▶ **Stated exercise**:
Wherever the word "gain" appears in the entries, copy the whole line.

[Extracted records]
:::::

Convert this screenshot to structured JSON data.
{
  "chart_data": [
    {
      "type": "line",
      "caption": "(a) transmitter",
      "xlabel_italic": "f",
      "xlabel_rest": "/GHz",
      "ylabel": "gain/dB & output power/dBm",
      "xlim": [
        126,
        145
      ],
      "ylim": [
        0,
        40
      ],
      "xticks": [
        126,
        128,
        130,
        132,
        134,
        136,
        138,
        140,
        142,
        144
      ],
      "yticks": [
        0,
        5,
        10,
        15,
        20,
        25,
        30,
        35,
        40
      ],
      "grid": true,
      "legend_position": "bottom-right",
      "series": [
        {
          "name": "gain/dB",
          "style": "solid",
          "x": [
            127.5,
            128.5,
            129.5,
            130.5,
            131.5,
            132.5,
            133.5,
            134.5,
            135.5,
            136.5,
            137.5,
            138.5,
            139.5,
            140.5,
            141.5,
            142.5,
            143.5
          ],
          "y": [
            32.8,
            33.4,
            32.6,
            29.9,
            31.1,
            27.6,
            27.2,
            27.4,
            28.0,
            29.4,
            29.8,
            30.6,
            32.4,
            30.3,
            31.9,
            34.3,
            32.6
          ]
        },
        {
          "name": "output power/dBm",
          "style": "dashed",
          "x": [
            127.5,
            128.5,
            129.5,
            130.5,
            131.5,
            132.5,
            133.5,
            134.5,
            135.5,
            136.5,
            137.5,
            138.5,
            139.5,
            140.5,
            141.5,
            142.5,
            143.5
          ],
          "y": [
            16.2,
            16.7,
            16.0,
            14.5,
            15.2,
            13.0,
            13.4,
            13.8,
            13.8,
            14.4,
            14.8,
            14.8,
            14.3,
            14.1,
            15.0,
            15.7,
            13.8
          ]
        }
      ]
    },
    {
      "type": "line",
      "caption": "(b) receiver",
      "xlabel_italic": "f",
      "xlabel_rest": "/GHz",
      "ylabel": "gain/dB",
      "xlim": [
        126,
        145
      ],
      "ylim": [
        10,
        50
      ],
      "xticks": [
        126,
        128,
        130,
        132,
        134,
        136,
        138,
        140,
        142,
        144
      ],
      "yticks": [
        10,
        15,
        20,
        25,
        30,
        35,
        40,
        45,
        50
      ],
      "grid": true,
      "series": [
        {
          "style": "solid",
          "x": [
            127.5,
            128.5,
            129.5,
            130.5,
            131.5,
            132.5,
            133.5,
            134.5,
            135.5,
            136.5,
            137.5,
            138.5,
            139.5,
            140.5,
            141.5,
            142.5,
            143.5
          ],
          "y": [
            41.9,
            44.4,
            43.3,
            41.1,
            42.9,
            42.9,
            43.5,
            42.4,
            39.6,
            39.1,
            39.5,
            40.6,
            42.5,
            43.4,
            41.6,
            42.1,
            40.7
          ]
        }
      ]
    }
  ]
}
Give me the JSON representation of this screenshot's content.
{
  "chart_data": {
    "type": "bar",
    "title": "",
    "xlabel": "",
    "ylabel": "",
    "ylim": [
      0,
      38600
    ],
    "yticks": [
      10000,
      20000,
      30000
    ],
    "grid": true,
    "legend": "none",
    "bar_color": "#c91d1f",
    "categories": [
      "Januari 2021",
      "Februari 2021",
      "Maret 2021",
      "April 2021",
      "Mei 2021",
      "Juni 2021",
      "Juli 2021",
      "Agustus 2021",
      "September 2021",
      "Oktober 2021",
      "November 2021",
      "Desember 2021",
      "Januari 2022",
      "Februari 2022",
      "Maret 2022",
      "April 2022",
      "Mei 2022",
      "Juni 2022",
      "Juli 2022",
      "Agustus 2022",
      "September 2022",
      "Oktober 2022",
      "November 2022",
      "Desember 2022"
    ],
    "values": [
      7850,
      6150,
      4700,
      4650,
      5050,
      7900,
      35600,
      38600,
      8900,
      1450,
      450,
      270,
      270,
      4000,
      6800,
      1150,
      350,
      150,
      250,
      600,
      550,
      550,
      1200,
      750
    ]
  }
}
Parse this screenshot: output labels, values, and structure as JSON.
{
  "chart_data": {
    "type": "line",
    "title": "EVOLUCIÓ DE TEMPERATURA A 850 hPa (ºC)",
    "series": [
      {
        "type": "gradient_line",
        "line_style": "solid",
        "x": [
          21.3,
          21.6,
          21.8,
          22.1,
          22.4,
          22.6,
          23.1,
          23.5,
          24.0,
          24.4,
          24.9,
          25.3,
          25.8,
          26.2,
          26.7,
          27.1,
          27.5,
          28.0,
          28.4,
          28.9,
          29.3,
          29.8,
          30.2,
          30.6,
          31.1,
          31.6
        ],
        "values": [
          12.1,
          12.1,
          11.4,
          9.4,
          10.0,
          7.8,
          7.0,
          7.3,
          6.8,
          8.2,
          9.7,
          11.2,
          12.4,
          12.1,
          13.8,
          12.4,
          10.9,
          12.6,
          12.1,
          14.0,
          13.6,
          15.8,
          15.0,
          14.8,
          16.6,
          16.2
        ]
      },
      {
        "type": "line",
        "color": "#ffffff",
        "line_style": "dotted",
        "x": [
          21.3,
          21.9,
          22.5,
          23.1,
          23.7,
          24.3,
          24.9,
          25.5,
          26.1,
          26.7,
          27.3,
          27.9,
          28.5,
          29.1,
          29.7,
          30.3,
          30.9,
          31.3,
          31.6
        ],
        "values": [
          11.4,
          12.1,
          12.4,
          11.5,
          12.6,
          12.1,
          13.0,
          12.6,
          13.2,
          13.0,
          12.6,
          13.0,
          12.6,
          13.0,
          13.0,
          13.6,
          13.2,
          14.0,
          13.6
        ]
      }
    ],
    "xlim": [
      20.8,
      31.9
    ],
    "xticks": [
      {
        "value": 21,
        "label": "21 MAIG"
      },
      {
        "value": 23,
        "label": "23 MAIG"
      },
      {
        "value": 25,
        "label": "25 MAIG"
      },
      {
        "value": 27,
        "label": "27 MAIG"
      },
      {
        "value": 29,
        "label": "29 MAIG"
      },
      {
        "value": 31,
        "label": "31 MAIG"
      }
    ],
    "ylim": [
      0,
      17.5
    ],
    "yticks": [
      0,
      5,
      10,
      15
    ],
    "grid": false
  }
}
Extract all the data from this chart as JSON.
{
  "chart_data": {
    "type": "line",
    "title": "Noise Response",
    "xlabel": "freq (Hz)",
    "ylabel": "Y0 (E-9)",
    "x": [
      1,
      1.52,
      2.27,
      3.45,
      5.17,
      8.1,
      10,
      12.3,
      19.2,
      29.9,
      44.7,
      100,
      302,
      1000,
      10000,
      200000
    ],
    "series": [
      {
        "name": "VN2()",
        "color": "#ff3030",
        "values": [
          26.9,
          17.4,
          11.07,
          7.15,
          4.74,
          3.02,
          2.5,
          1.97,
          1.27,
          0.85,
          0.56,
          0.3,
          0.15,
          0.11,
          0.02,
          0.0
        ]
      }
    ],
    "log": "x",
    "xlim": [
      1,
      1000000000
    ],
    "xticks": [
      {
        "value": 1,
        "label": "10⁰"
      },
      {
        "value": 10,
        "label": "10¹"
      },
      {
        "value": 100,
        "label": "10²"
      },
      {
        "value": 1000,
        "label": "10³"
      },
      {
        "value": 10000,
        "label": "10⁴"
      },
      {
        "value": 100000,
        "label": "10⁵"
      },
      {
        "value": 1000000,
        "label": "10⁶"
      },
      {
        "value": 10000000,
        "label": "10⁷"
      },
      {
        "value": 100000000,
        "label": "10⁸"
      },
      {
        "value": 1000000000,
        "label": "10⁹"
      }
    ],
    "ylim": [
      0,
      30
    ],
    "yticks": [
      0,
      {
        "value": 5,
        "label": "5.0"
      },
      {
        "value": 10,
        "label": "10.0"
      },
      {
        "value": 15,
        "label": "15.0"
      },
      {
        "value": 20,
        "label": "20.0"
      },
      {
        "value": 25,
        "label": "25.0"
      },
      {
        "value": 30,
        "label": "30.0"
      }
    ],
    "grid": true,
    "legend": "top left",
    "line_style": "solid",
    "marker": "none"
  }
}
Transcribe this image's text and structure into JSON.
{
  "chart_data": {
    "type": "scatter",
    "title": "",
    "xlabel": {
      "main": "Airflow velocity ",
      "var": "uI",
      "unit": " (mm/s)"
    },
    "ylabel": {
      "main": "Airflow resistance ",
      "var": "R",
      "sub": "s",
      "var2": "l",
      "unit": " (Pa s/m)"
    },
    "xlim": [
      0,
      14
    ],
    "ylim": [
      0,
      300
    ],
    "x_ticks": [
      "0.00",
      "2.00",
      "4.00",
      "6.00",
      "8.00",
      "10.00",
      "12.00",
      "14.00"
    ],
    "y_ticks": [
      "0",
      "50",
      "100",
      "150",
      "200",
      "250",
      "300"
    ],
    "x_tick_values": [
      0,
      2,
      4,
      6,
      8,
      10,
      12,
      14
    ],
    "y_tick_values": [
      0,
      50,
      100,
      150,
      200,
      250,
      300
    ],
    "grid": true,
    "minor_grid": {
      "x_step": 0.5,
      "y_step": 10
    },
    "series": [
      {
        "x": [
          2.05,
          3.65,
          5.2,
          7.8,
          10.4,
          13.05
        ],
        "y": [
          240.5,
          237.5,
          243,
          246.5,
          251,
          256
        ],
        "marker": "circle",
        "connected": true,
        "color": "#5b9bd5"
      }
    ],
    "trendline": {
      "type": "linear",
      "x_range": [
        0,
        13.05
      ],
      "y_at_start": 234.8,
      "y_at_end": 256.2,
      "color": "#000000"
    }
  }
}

:::::

▶ **Final answer**:
      "ylabel": "gain/dB & output power/dBm",
          "name": "gain/dB",
      "ylabel": "gain/dB",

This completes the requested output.